_GIVEN PROBLEM_. Repeat each entry exactly and drop the pictures.
---------- RECORDS FOR THE TASK
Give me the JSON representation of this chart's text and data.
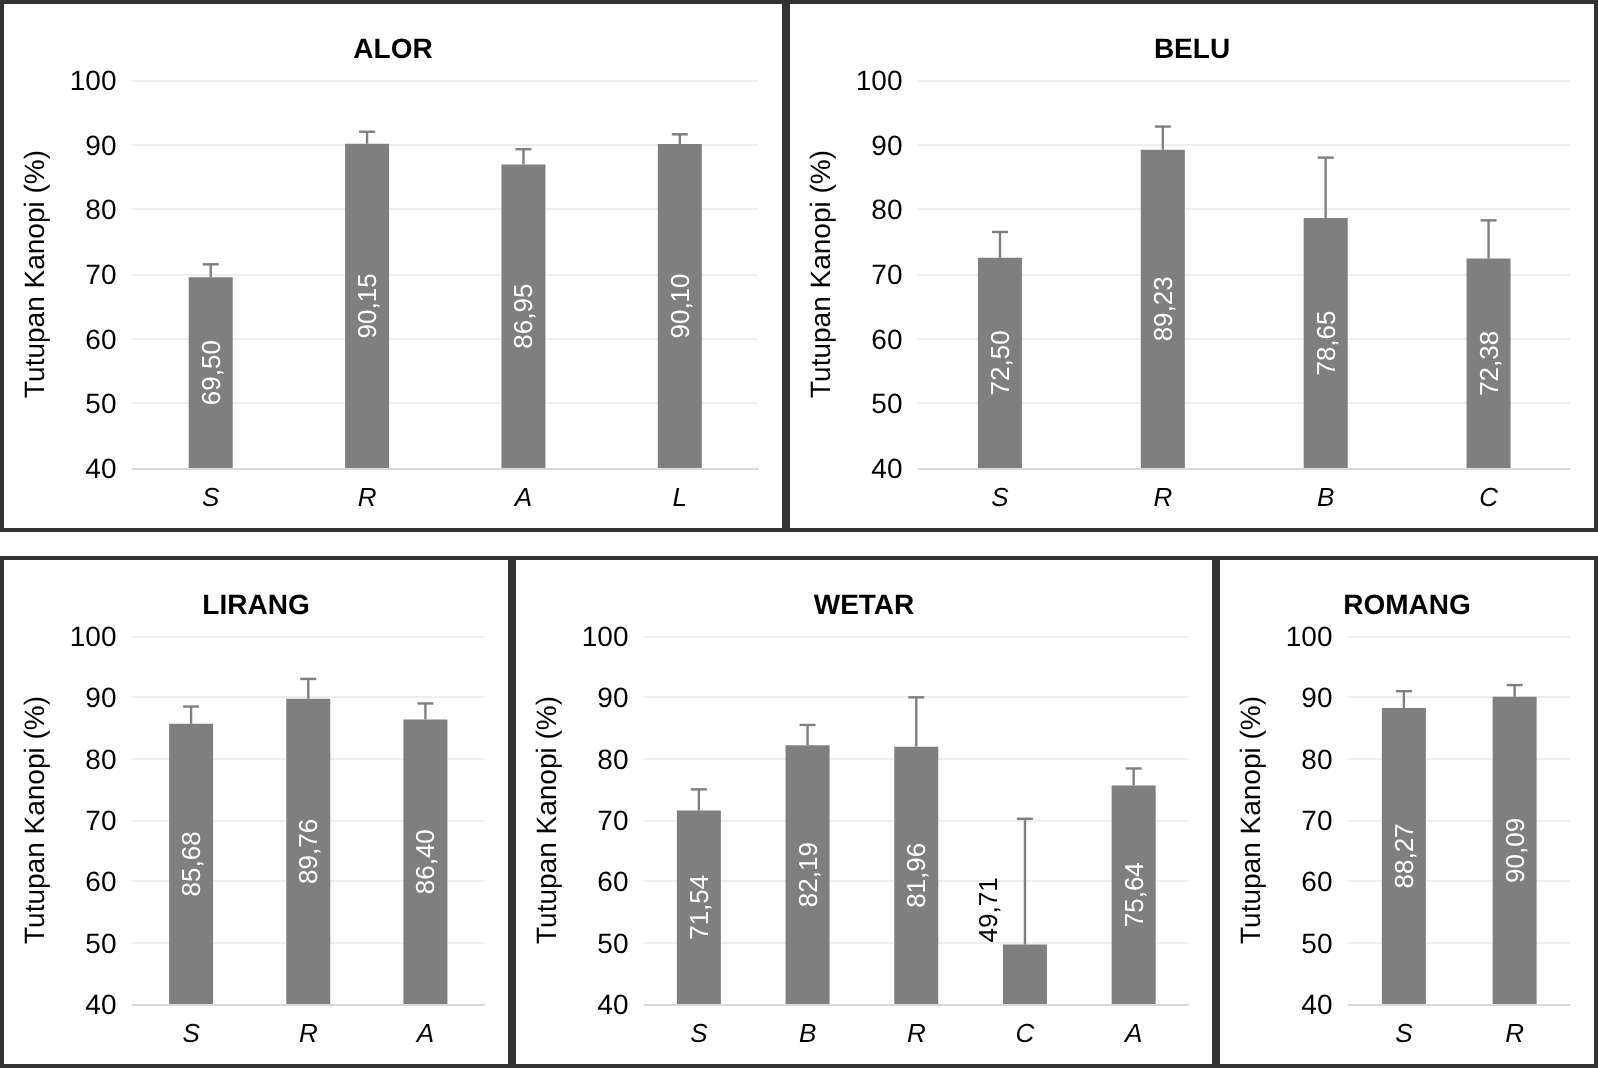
{
  "chart_data": [
    {
      "type": "bar",
      "title": "ALOR",
      "ylabel": "Tutupan Kanopi (%)",
      "categories": [
        "S",
        "R",
        "A",
        "L"
      ],
      "values": [
        69.5,
        90.15,
        86.95,
        90.1
      ],
      "value_labels": [
        "69,50",
        "90,15",
        "86,95",
        "90,10"
      ],
      "errors": [
        [
          69.5,
          71.5
        ],
        [
          90.15,
          92
        ],
        [
          86.95,
          89.3
        ],
        [
          90.1,
          91.6
        ]
      ],
      "color": "#7f7f7f",
      "ylim": [
        40,
        100
      ],
      "yticks": [
        40,
        50,
        60,
        70,
        80,
        90,
        100
      ],
      "grid": "y"
    },
    {
      "type": "bar",
      "title": "BELU",
      "ylabel": "Tutupan Kanopi (%)",
      "categories": [
        "S",
        "R",
        "B",
        "C"
      ],
      "values": [
        72.5,
        89.23,
        78.65,
        72.38
      ],
      "value_labels": [
        "72,50",
        "89,23",
        "78,65",
        "72,38"
      ],
      "errors": [
        [
          72.5,
          76.5
        ],
        [
          89.23,
          92.8
        ],
        [
          78.65,
          88
        ],
        [
          72.38,
          78.3
        ]
      ],
      "color": "#7f7f7f",
      "ylim": [
        40,
        100
      ],
      "yticks": [
        40,
        50,
        60,
        70,
        80,
        90,
        100
      ],
      "grid": "y"
    },
    {
      "type": "bar",
      "title": "LIRANG",
      "ylabel": "Tutupan Kanopi (%)",
      "categories": [
        "S",
        "R",
        "A"
      ],
      "values": [
        85.68,
        89.76,
        86.4
      ],
      "value_labels": [
        "85,68",
        "89,76",
        "86,40"
      ],
      "errors": [
        [
          85.68,
          88.5
        ],
        [
          89.76,
          93
        ],
        [
          86.4,
          89
        ]
      ],
      "color": "#7f7f7f",
      "ylim": [
        40,
        100
      ],
      "yticks": [
        40,
        50,
        60,
        70,
        80,
        90,
        100
      ],
      "grid": "y"
    },
    {
      "type": "bar",
      "title": "WETAR",
      "ylabel": "Tutupan Kanopi (%)",
      "categories": [
        "S",
        "B",
        "R",
        "C",
        "A"
      ],
      "values": [
        71.54,
        82.19,
        81.96,
        49.71,
        75.64
      ],
      "value_labels": [
        "71,54",
        "82,19",
        "81,96",
        "49,71",
        "75,64"
      ],
      "errors": [
        [
          71.54,
          75
        ],
        [
          82.19,
          85.5
        ],
        [
          81.96,
          90
        ],
        [
          49.71,
          70.2
        ],
        [
          75.64,
          78.4
        ]
      ],
      "color": "#7f7f7f",
      "ylim": [
        40,
        100
      ],
      "yticks": [
        40,
        50,
        60,
        70,
        80,
        90,
        100
      ],
      "grid": "y"
    },
    {
      "type": "bar",
      "title": "ROMANG",
      "ylabel": "Tutupan Kanopi (%)",
      "categories": [
        "S",
        "R"
      ],
      "values": [
        88.27,
        90.09
      ],
      "value_labels": [
        "88,27",
        "90,09"
      ],
      "errors": [
        [
          88.27,
          91
        ],
        [
          90.09,
          92
        ]
      ],
      "color": "#7f7f7f",
      "ylim": [
        40,
        100
      ],
      "yticks": [
        40,
        50,
        60,
        70,
        80,
        90,
        100
      ],
      "grid": "y"
    }
  ]
}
--------------------
_TASK ANSWER_.
Give me the JSON representation of this chart's text and data.
{
  "chart_data": [
    {
      "type": "bar",
      "title": "ALOR",
      "ylabel": "Tutupan Kanopi (%)",
      "categories": [
        "S",
        "R",
        "A",
        "L"
      ],
      "values": [
        69.5,
        90.15,
        86.95,
        90.1
      ],
      "value_labels": [
        "69,50",
        "90,15",
        "86,95",
        "90,10"
      ],
      "errors": [
        [
          69.5,
          71.5
        ],
        [
          90.15,
          92
        ],
        [
          86.95,
          89.3
        ],
        [
          90.1,
          91.6
        ]
      ],
      "color": "#7f7f7f",
      "ylim": [
        40,
        100
      ],
      "yticks": [
        40,
        50,
        60,
        70,
        80,
        90,
        100
      ],
      "grid": "y"
    },
    {
      "type": "bar",
      "title": "BELU",
      "ylabel": "Tutupan Kanopi (%)",
      "categories": [
        "S",
        "R",
        "B",
        "C"
      ],
      "values": [
        72.5,
        89.23,
        78.65,
        72.38
      ],
      "value_labels": [
        "72,50",
        "89,23",
        "78,65",
        "72,38"
      ],
      "errors": [
        [
          72.5,
          76.5
        ],
        [
          89.23,
          92.8
        ],
        [
          78.65,
          88
        ],
        [
          72.38,
          78.3
        ]
      ],
      "color": "#7f7f7f",
      "ylim": [
        40,
        100
      ],
      "yticks": [
        40,
        50,
        60,
        70,
        80,
        90,
        100
      ],
      "grid": "y"
    },
    {
      "type": "bar",
      "title": "LIRANG",
      "ylabel": "Tutupan Kanopi (%)",
      "categories": [
        "S",
        "R",
        "A"
      ],
      "values": [
        85.68,
        89.76,
        86.4
      ],
      "value_labels": [
        "85,68",
        "89,76",
        "86,40"
      ],
      "errors": [
        [
          85.68,
          88.5
        ],
        [
          89.76,
          93
        ],
        [
          86.4,
          89
        ]
      ],
      "color": "#7f7f7f",
      "ylim": [
        40,
        100
      ],
      "yticks": [
        40,
        50,
        60,
        70,
        80,
        90,
        100
      ],
      "grid": "y"
    },
    {
      "type": "bar",
      "title": "WETAR",
      "ylabel": "Tutupan Kanopi (%)",
      "categories": [
        "S",
        "B",
        "R",
        "C",
        "A"
      ],
      "values": [
        71.54,
        82.19,
        81.96,
        49.71,
        75.64
      ],
      "value_labels": [
        "71,54",
        "82,19",
        "81,96",
        "49,71",
        "75,64"
      ],
      "errors": [
        [
          71.54,
          75
        ],
        [
          82.19,
          85.5
        ],
        [
          81.96,
          90
        ],
        [
          49.71,
          70.2
        ],
        [
          75.64,
          78.4
        ]
      ],
      "color": "#7f7f7f",
      "ylim": [
        40,
        100
      ],
      "yticks": [
        40,
        50,
        60,
        70,
        80,
        90,
        100
      ],
      "grid": "y"
    },
    {
      "type": "bar",
      "title": "ROMANG",
      "ylabel": "Tutupan Kanopi (%)",
      "categories": [
        "S",
        "R"
      ],
      "values": [
        88.27,
        90.09
      ],
      "value_labels": [
        "88,27",
        "90,09"
      ],
      "errors": [
        [
          88.27,
          91
        ],
        [
          90.09,
          92
        ]
      ],
      "color": "#7f7f7f",
      "ylim": [
        40,
        100
      ],
      "yticks": [
        40,
        50,
        60,
        70,
        80,
        90,
        100
      ],
      "grid": "y"
    }
  ]
}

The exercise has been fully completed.